Look through the entries below and report how many lines hold the string "Edit". Only the number is wanted.

[Start of PROVIDED RECORDS]

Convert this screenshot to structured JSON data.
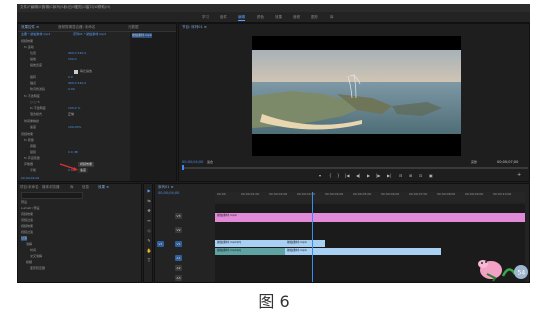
{
  "menubar": {
    "items": [
      "文件(F)",
      "编辑(E)",
      "剪辑(C)",
      "序列(S)",
      "标记(M)",
      "图形(G)",
      "窗口(W)",
      "帮助(H)"
    ]
  },
  "workspaces": {
    "items": [
      "学习",
      "组件",
      "编辑",
      "颜色",
      "效果",
      "音频",
      "图形",
      "库"
    ],
    "active_index": 2
  },
  "effect_controls": {
    "tab_label": "效果控件 ≡",
    "tab2_label": "音频剪辑混合器: 未命名",
    "tab3_label": "元数据",
    "source_label": "主要 * 航拍素材.mp4",
    "sequence_label": "序列01 * 航拍素材.mp4",
    "clip_name": "航拍素材.mp4",
    "section_video": "视频效果",
    "motion": "fx 运动",
    "position": "位置",
    "position_value": "960.0    540.0",
    "scale": "缩放",
    "scale_value": "100.0",
    "scale_width": "缩放宽度",
    "uniform_scale": "等比缩放",
    "rotation": "旋转",
    "rotation_value": "0.0",
    "anchor": "锚点",
    "anchor_value": "960.0    540.0",
    "flicker": "防闪烁滤镜",
    "flicker_value": "0.00",
    "opacity": "fx 不透明度",
    "opacity_value": "100.0 %",
    "blend": "混合模式",
    "blend_value": "正常",
    "time_remap": "时间重映射",
    "speed": "速度",
    "speed_value": "100.00%",
    "section_audio": "音频效果",
    "volume": "fx 音量",
    "bypass": "旁路",
    "level": "级别",
    "level_value": "0.0 dB",
    "channel_volume": "fx 声道音量",
    "panner": "声像器",
    "balance": "平衡",
    "balance_value": "0.0",
    "dropdown_selected": "视频效果",
    "dropdown_options": [
      "速度"
    ],
    "timecode": "00;00;04;00"
  },
  "program_monitor": {
    "title": "节目: 序列01 ≡",
    "timecode_left": "00;00;04;00",
    "fit": "适合",
    "full": "完整",
    "timecode_right": "00;00;07;00",
    "buttons": [
      "▾",
      "{",
      "}",
      "|◀",
      "◀|",
      "▶",
      "|▶",
      "▶|",
      "⊟",
      "⊞",
      "⊡",
      "▣"
    ]
  },
  "project_panel": {
    "tabs": [
      "项目:未命名",
      "媒体浏览器",
      "库",
      "信息",
      "效果 ≡"
    ],
    "search_placeholder": "",
    "items": [
      "预设",
      "Lumetri 预设",
      "音频效果",
      "音频过渡",
      "视频效果",
      "视频过渡",
      "过渡",
      "溶解",
      "时间",
      "交叉溶解",
      "模糊",
      "变形稳定器"
    ]
  },
  "tools": {
    "items": [
      "▶",
      "⇆",
      "✥",
      "↔",
      "◇",
      "✎",
      "✋",
      "T"
    ]
  },
  "timeline": {
    "title": "序列01 ≡",
    "timecode": "00;00;04;00",
    "ruler": [
      "00;00",
      "00;00;01;00",
      "00;00;02;00",
      "00;00;03;00",
      "00;00;04;00",
      "00;00;05;00",
      "00;00;06;00",
      "00;00;07;00",
      "00;00;08;00",
      "00;00;09;00",
      "00;00;10;00"
    ],
    "tracks": [
      {
        "name": "V3",
        "toggle": "V1"
      },
      {
        "name": "V2"
      },
      {
        "name": "V1"
      },
      {
        "name": "A1"
      },
      {
        "name": "A2"
      },
      {
        "name": "A3"
      }
    ],
    "clips": {
      "pink": "航拍素材.mp4",
      "v1a": "航拍素材.mp4[V]",
      "v1b": "航拍素材.mp4",
      "a1a": "航拍素材.mp4[A]",
      "a1b": "航拍素材.mp4"
    },
    "colors": {
      "pink": "#e18ad8",
      "blue": "#a7d0f2",
      "teal": "#5fa3a3",
      "playhead": "#3b8cf2"
    }
  },
  "caption": "图 6"
}
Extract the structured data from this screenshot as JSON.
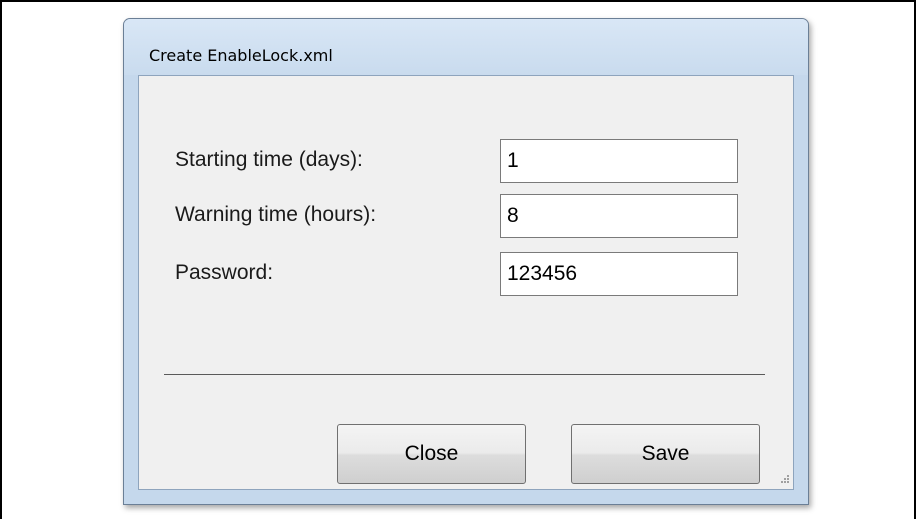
{
  "window": {
    "title": "Create EnableLock.xml"
  },
  "form": {
    "starting_time": {
      "label": "Starting time (days):",
      "value": "1"
    },
    "warning_time": {
      "label": "Warning time (hours):",
      "value": "8"
    },
    "password": {
      "label": "Password:",
      "value": "123456"
    }
  },
  "buttons": {
    "close_label": "Close",
    "save_label": "Save"
  },
  "icons": {
    "resize_grip": "resize-grip-icon"
  }
}
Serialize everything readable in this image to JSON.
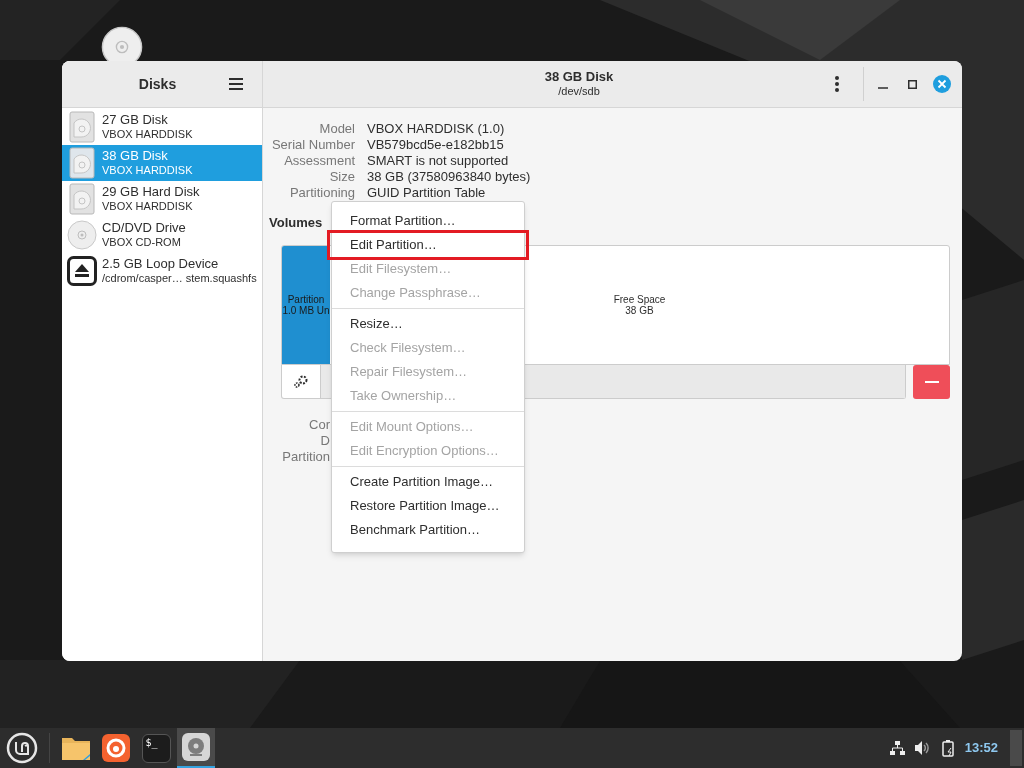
{
  "window": {
    "sidebar_title": "Disks",
    "title": "38 GB Disk",
    "subtitle": "/dev/sdb"
  },
  "drives": [
    {
      "kind": "disk",
      "name": "27 GB Disk",
      "detail": "VBOX HARDDISK",
      "selected": false
    },
    {
      "kind": "disk",
      "name": "38 GB Disk",
      "detail": "VBOX HARDDISK",
      "selected": true
    },
    {
      "kind": "disk",
      "name": "29 GB Hard Disk",
      "detail": "VBOX HARDDISK",
      "selected": false
    },
    {
      "kind": "optical",
      "name": "CD/DVD Drive",
      "detail": "VBOX CD-ROM",
      "selected": false
    },
    {
      "kind": "loop",
      "name": "2.5 GB Loop Device",
      "detail": "/cdrom/casper… stem.squashfs",
      "selected": false
    }
  ],
  "properties": [
    {
      "label": "Model",
      "value": "VBOX HARDDISK (1.0)"
    },
    {
      "label": "Serial Number",
      "value": "VB579bcd5e-e182bb15"
    },
    {
      "label": "Assessment",
      "value": "SMART is not supported"
    },
    {
      "label": "Size",
      "value": "38 GB (37580963840 bytes)"
    },
    {
      "label": "Partitioning",
      "value": "GUID Partition Table"
    }
  ],
  "volumes": {
    "heading": "Volumes",
    "segments": [
      {
        "kind": "partition",
        "name": "Partition",
        "size": "1.0 MB Un",
        "selected": true
      },
      {
        "kind": "free",
        "name": "Free Space",
        "size": "38 GB",
        "selected": false
      }
    ],
    "partition_labels": [
      "Cor",
      "D",
      "Partition"
    ]
  },
  "menu": {
    "sections": [
      [
        {
          "label": "Format Partition…",
          "disabled": false
        },
        {
          "label": "Edit Partition…",
          "disabled": false,
          "highlighted": true
        },
        {
          "label": "Edit Filesystem…",
          "disabled": true
        },
        {
          "label": "Change Passphrase…",
          "disabled": true
        }
      ],
      [
        {
          "label": "Resize…",
          "disabled": false
        },
        {
          "label": "Check Filesystem…",
          "disabled": true
        },
        {
          "label": "Repair Filesystem…",
          "disabled": true
        },
        {
          "label": "Take Ownership…",
          "disabled": true
        }
      ],
      [
        {
          "label": "Edit Mount Options…",
          "disabled": true
        },
        {
          "label": "Edit Encryption Options…",
          "disabled": true
        }
      ],
      [
        {
          "label": "Create Partition Image…",
          "disabled": false
        },
        {
          "label": "Restore Partition Image…",
          "disabled": false
        },
        {
          "label": "Benchmark Partition…",
          "disabled": false
        }
      ]
    ]
  },
  "taskbar": {
    "apps": [
      {
        "kind": "files",
        "active": false
      },
      {
        "kind": "browser",
        "active": false
      },
      {
        "kind": "terminal",
        "label": "$_",
        "active": false
      },
      {
        "kind": "disks",
        "active": true
      }
    ],
    "clock": "13:52"
  }
}
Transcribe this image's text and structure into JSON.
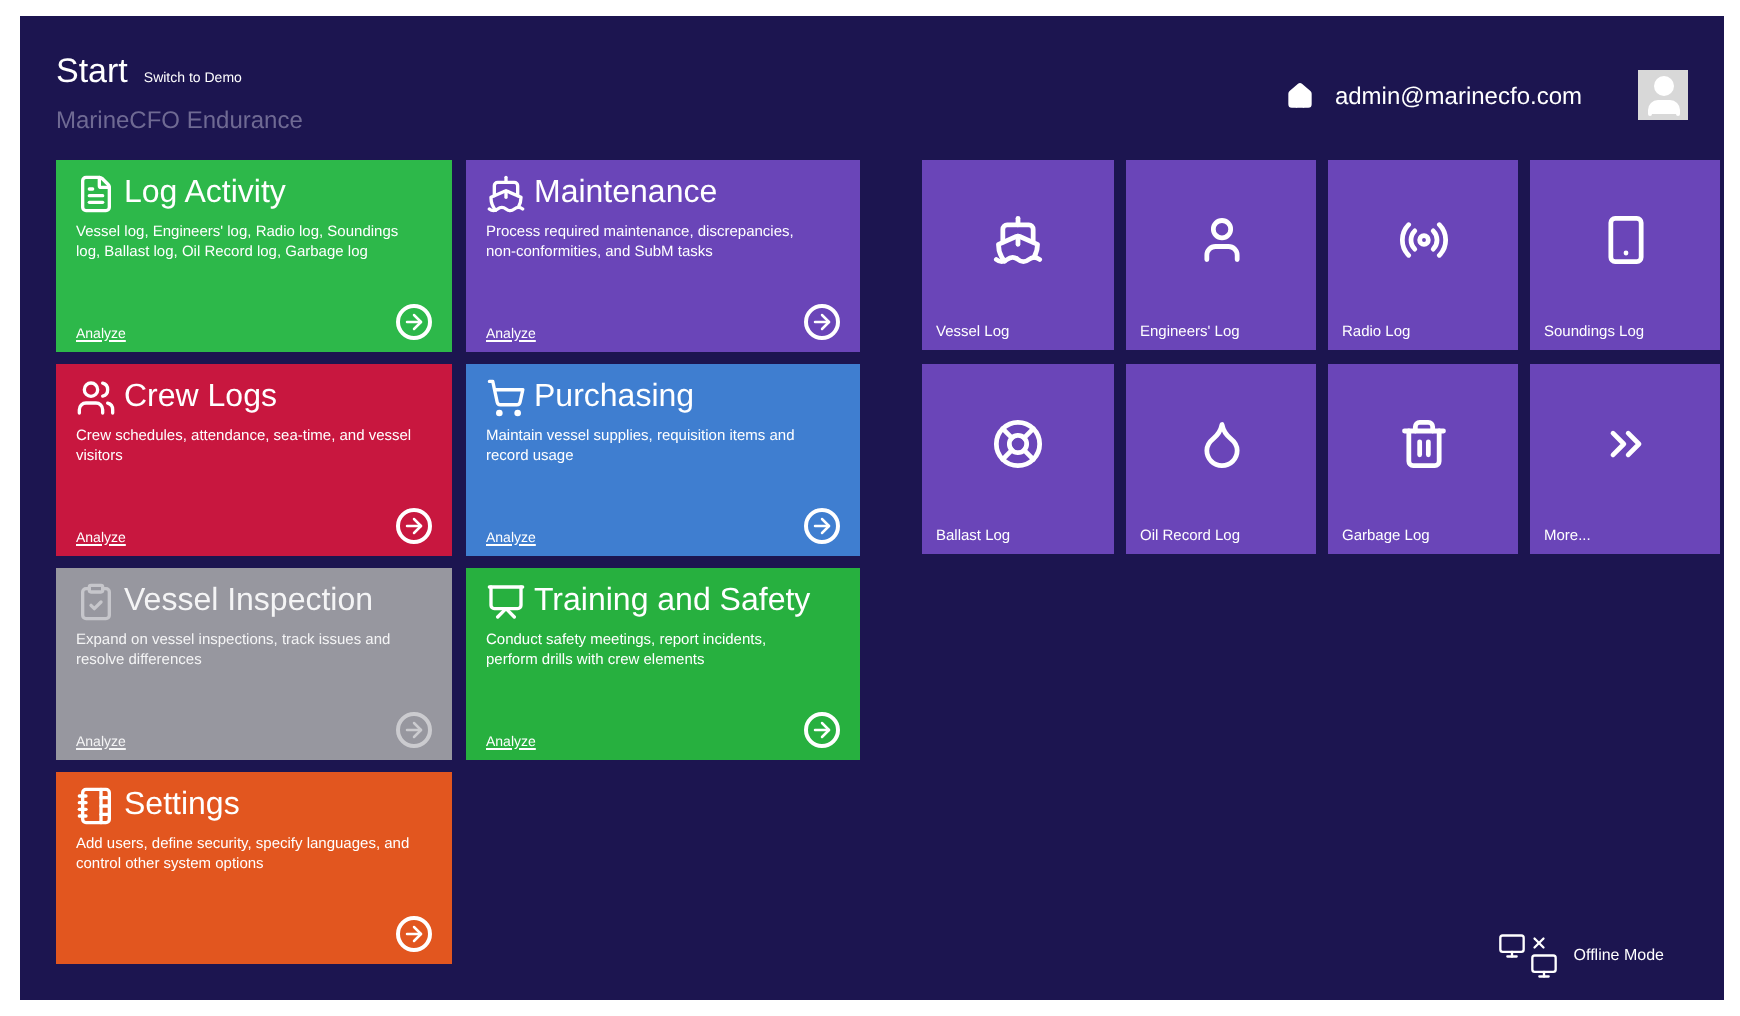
{
  "header": {
    "title": "Start",
    "switch_link": "Switch to Demo",
    "subtitle": "MarineCFO Endurance",
    "user": "admin@marinecfo.com"
  },
  "modules": [
    {
      "title": "Log Activity",
      "color": "#2db84a",
      "disabled": false,
      "description": "Vessel log, Engineers' log, Radio log, Soundings log, Ballast log, Oil Record log, Garbage log",
      "link": "Analyze"
    },
    {
      "title": "Maintenance",
      "color": "#6a45b8",
      "disabled": false,
      "description": "Process required maintenance, discrepancies, non-conformities, and SubM tasks",
      "link": "Analyze"
    },
    {
      "title": "Crew Logs",
      "color": "#c8173f",
      "disabled": false,
      "description": "Crew schedules, attendance, sea-time, and vessel visitors",
      "link": "Analyze"
    },
    {
      "title": "Purchasing",
      "color": "#3f7ed0",
      "disabled": false,
      "description": "Maintain vessel supplies, requisition items and record usage",
      "link": "Analyze"
    },
    {
      "title": "Vessel Inspection",
      "color": "#97979f",
      "disabled": true,
      "description": "Expand on vessel inspections, track issues and resolve differences",
      "link": "Analyze"
    },
    {
      "title": "Training and Safety",
      "color": "#27b03f",
      "disabled": false,
      "description": "Conduct safety meetings, report incidents, perform drills with crew elements",
      "link": "Analyze"
    },
    {
      "title": "Settings",
      "color": "#e2561f",
      "disabled": false,
      "description": "Add users, define security, specify languages, and control other system options"
    }
  ],
  "log_tiles": [
    {
      "label": "Vessel Log"
    },
    {
      "label": "Engineers' Log"
    },
    {
      "label": "Radio Log"
    },
    {
      "label": "Soundings Log"
    },
    {
      "label": "Ballast Log"
    },
    {
      "label": "Oil Record Log"
    },
    {
      "label": "Garbage Log"
    },
    {
      "label": "More..."
    }
  ],
  "status": {
    "offline_label": "Offline Mode"
  }
}
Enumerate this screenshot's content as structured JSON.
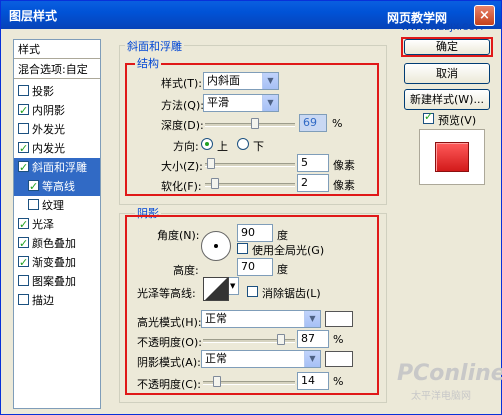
{
  "window": {
    "title": "图层样式",
    "close_label": "×",
    "watermark_top": "网页教学网",
    "watermark_top_url": "WWW.WEBJX.COM"
  },
  "sidebar": {
    "header": "样式",
    "blend": "混合选项:自定",
    "items": [
      {
        "label": "投影",
        "checked": false
      },
      {
        "label": "内阴影",
        "checked": true
      },
      {
        "label": "外发光",
        "checked": false
      },
      {
        "label": "内发光",
        "checked": true
      },
      {
        "label": "斜面和浮雕",
        "checked": true,
        "selected": true
      },
      {
        "label": "等高线",
        "checked": true,
        "sub": true
      },
      {
        "label": "纹理",
        "checked": false,
        "sub": true
      },
      {
        "label": "光泽",
        "checked": true
      },
      {
        "label": "颜色叠加",
        "checked": true
      },
      {
        "label": "渐变叠加",
        "checked": true
      },
      {
        "label": "图案叠加",
        "checked": false
      },
      {
        "label": "描边",
        "checked": false
      }
    ]
  },
  "bevel": {
    "group_title": "斜面和浮雕",
    "structure_title": "结构",
    "style_label": "样式(T):",
    "style_value": "内斜面",
    "method_label": "方法(Q):",
    "method_value": "平滑",
    "depth_label": "深度(D):",
    "depth_value": "69",
    "depth_unit": "%",
    "direction_label": "方向:",
    "dir_up": "上",
    "dir_down": "下",
    "size_label": "大小(Z):",
    "size_value": "5",
    "size_unit": "像素",
    "soften_label": "软化(F):",
    "soften_value": "2",
    "soften_unit": "像素"
  },
  "shading": {
    "title": "阴影",
    "angle_label": "角度(N):",
    "angle_value": "90",
    "angle_unit": "度",
    "global_light": "使用全局光(G)",
    "altitude_label": "高度:",
    "altitude_value": "70",
    "altitude_unit": "度",
    "gloss_label": "光泽等高线:",
    "antialias": "消除锯齿(L)",
    "highlight_mode_label": "高光模式(H):",
    "highlight_mode": "正常",
    "highlight_opacity_label": "不透明度(O):",
    "highlight_opacity": "87",
    "shadow_mode_label": "阴影模式(A):",
    "shadow_mode": "正常",
    "shadow_opacity_label": "不透明度(C):",
    "shadow_opacity": "14",
    "pct": "%"
  },
  "buttons": {
    "ok": "确定",
    "cancel": "取消",
    "new_style": "新建样式(W)...",
    "preview": "预览(V)"
  },
  "watermark": {
    "brand": "PConline",
    "sub": "太平洋电脑网"
  },
  "colors": {
    "accent_red": "#e01818",
    "selection": "#316ac5",
    "preview_red": "#d21a1a"
  }
}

[End of PROVIDED RECORDS]

> TASK RESULT: 4